▼
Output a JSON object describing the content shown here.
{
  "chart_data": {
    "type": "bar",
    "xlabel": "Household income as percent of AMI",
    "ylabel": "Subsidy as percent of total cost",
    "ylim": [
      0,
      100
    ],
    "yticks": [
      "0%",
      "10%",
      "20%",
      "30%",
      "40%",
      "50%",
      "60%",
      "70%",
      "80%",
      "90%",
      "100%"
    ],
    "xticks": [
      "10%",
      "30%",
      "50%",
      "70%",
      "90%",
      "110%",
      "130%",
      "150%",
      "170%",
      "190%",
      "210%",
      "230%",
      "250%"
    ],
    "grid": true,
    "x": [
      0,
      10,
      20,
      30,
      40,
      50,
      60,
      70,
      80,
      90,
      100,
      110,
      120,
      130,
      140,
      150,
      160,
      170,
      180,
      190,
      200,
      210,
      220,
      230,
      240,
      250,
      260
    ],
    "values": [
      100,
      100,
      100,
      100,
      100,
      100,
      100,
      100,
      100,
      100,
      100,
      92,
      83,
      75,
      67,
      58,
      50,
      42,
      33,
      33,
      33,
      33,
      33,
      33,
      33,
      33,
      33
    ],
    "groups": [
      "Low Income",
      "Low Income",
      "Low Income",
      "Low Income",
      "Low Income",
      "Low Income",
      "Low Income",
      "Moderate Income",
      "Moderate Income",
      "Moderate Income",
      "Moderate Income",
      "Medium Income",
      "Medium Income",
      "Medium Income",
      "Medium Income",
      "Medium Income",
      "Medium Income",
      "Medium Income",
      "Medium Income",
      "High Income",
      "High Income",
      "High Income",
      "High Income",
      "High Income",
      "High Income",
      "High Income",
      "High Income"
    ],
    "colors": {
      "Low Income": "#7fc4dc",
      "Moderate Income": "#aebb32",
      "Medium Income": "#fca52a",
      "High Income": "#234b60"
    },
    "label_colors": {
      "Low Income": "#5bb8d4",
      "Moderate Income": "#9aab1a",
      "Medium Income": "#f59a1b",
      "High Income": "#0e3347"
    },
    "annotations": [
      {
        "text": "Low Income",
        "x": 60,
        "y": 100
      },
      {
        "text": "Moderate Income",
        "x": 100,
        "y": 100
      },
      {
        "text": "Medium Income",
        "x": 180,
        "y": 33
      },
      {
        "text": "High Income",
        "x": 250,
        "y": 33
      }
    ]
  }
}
▲
**EXERCISE**: Across the records, how many lines contain "text"? Only the number should be given.

**PROBLEM SOLUTION**: 4